- [Excerpted text]
━━━━━━━━━━━━━━━━━━━━
So why did he come to a different conclusion to the Judge in McCloud?
Well, in Sargent, the Claimants argued that the legitimate aim must explain why the older group is being protected.
A legitimate aim can't be established unless there is a social need to show that those nearer retirement are in greater need of protection and more evidence simply was needed to show that this was case.
The Judge here disagreed, she was much more willing to accept the latitude of the Government, the employer here, to determine its legitimate aims - including that political considerations might form part of those aims and here she relies on previous case law which says that justifications based on moral or political considerations might not be capable of being established by evidence but nonetheless might be a legitimate aim. The Judge also relied on a number of cases which stressed the wide degree of margin available to member states i.e. Government to determine their legitimate aims for the treatment.
So whilst she was willing to accept that there might be good reasons for treating different age groups differently, she didn't seem to want to know what the evidential basis sitting behind those reasons might be.
So, firstly, she accepted that the stated aims in this case were indeed legitimate, both for reasons that we saw in the previous slide.
━━━━━━━━━━━━━━━━━━━━
- [Aim 1]
Return the layout dataset entries unchanged, from the first line of the entries through the line containing "close-tab-icon[interactable]: ✕ [1542,9,1564,25]", including both of those lines.
- [Aim 2]
Resume the passage on the Judge's reasoning in Sargent from the point where it stops.

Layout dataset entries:
━━━━━━━━━━━━━━━━━━━━
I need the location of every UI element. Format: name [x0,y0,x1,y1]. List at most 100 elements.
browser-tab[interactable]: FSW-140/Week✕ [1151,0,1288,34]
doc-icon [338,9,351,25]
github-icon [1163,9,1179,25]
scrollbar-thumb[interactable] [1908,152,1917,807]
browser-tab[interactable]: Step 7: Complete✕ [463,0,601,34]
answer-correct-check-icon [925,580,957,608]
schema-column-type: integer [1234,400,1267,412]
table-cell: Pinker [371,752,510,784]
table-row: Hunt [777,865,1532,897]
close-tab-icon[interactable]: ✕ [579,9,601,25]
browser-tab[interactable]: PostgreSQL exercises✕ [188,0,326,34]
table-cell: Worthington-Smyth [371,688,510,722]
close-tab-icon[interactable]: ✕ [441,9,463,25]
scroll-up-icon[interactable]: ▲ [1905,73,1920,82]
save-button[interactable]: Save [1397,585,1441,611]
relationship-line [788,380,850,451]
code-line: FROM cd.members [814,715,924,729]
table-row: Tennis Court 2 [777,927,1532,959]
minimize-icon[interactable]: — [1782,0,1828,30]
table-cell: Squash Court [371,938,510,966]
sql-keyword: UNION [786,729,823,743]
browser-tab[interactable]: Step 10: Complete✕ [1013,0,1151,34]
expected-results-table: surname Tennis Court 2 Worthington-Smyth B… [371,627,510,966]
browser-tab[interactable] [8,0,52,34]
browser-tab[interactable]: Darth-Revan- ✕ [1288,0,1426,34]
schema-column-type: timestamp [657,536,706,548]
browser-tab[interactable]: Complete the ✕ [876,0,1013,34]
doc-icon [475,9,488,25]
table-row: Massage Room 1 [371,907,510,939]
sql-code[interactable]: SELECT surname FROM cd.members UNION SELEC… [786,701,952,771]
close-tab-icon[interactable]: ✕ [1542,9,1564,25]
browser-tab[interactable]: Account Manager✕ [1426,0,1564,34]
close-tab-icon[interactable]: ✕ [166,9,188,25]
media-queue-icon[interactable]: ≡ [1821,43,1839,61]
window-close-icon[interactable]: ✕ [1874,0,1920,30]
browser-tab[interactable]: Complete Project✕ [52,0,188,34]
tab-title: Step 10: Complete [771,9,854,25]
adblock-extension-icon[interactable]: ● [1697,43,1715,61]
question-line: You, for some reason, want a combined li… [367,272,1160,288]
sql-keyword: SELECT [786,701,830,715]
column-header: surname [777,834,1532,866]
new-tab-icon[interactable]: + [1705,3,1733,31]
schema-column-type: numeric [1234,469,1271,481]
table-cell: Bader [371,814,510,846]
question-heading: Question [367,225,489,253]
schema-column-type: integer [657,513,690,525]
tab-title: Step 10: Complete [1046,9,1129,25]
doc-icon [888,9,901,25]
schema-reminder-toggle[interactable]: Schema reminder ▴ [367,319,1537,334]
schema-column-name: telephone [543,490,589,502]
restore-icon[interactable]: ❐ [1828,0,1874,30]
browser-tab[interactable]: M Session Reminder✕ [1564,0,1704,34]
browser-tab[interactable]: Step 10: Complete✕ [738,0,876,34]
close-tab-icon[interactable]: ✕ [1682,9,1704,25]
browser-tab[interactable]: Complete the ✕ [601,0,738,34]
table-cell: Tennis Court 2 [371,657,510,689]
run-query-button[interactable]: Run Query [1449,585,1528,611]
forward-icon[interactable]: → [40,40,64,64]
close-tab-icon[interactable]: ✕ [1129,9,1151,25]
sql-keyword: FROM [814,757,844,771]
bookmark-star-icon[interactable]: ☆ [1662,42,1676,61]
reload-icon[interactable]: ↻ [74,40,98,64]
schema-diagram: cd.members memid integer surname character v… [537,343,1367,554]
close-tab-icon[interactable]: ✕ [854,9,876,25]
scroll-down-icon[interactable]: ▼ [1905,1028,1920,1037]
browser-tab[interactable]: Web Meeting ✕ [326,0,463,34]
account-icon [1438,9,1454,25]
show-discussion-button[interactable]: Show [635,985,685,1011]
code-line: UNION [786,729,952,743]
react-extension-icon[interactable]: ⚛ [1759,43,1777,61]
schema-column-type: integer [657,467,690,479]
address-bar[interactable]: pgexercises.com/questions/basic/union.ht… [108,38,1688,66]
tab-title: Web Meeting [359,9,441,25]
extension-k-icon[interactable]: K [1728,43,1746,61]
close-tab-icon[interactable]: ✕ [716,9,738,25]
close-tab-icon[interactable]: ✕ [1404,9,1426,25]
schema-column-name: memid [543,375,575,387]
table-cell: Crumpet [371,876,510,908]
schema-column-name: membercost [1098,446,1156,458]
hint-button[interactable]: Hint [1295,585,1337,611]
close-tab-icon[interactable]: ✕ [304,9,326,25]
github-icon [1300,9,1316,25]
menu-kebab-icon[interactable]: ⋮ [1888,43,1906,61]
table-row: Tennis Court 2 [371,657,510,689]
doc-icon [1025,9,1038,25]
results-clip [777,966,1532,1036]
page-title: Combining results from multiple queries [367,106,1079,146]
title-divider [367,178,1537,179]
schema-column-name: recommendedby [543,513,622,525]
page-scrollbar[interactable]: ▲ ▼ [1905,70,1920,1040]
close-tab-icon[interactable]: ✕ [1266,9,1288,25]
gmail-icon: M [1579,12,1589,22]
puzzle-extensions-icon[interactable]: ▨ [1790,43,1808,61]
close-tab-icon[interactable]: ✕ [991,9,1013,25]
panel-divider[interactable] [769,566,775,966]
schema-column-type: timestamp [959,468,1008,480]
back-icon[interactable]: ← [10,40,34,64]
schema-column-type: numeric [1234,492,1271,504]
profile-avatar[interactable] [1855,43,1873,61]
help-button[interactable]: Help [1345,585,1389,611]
━━━━━━━━━━━━━━━━━━━━
- [Exercise answer 1]
I need the location of every UI element. Format: name [x0,y0,x1,y1]. List at most 100 elements.
browser-tab[interactable]: FSW-140/Week✕ [1151,0,1288,34]
doc-icon [338,9,351,25]
github-icon [1163,9,1179,25]
scrollbar-thumb[interactable] [1908,152,1917,807]
browser-tab[interactable]: Step 7: Complete✕ [463,0,601,34]
answer-correct-check-icon [925,580,957,608]
schema-column-type: integer [1234,400,1267,412]
table-cell: Pinker [371,752,510,784]
table-row: Hunt [777,865,1532,897]
close-tab-icon[interactable]: ✕ [579,9,601,25]
browser-tab[interactable]: PostgreSQL exercises✕ [188,0,326,34]
table-cell: Worthington-Smyth [371,688,510,722]
close-tab-icon[interactable]: ✕ [441,9,463,25]
scroll-up-icon[interactable]: ▲ [1905,73,1920,82]
save-button[interactable]: Save [1397,585,1441,611]
relationship-line [788,380,850,451]
code-line: FROM cd.members [814,715,924,729]
table-row: Tennis Court 2 [777,927,1532,959]
minimize-icon[interactable]: — [1782,0,1828,30]
table-cell: Squash Court [371,938,510,966]
sql-keyword: UNION [786,729,823,743]
browser-tab[interactable]: Step 10: Complete✕ [1013,0,1151,34]
expected-results-table: surname Tennis Court 2 Worthington-Smyth B… [371,627,510,966]
browser-tab[interactable] [8,0,52,34]
browser-tab[interactable]: Darth-Revan- ✕ [1288,0,1426,34]
schema-column-type: timestamp [657,536,706,548]
browser-tab[interactable]: Complete the ✕ [876,0,1013,34]
doc-icon [475,9,488,25]
table-row: Massage Room 1 [371,907,510,939]
sql-code[interactable]: SELECT surname FROM cd.members UNION SELEC… [786,701,952,771]
close-tab-icon[interactable]: ✕ [1542,9,1564,25]

- [Exercise answer 2]
She then moved onto proportionality and she was willing to accept that again the Government had a pretty broad decision making ability to decide firstly whether the legitimate aims were proportionate, but also whether they had struck that necessary balancing act between achieving those objectives and the impact on the individual members in question.
She rejected the Claimants' arguments that the impact on the individual fire fighters was catastrophic and unfair. She accepted that a line needed to be drawn somewhere, that was a social policy choice and inevitably some individuals would be disadvantaged. Overall she found it was reasonably necessary for the Government to draw the line at some point and therefore the proportionality test had been met.
So what's the difference between these two cases?
Well given the similarity of the issues, the background, the similar approach to tapering, the arguments made by the Claimants, it makes sense that these decisions are both now on appeal, given how different the outcomes were.
But is there sufficient difference between the two cases to justify the different outcomes?
Well, there isn't entirely the same set of facts. McCloud concerned very specific circumstances faced by members of the Judiciary. Sargent considers that of fire fighters. But actually that aside, they are remarkably similar, being about employers putting in place transitional arrangements intended to soften the blow of pension scheme changes for older employers.
So, I think much of the difference in outcome lies in the different Judge's approach to very similar facts.
In McCloud, the Judge's key concern being a lack of proper analysis of the justification for the tapers, so the legitimate aim or aims.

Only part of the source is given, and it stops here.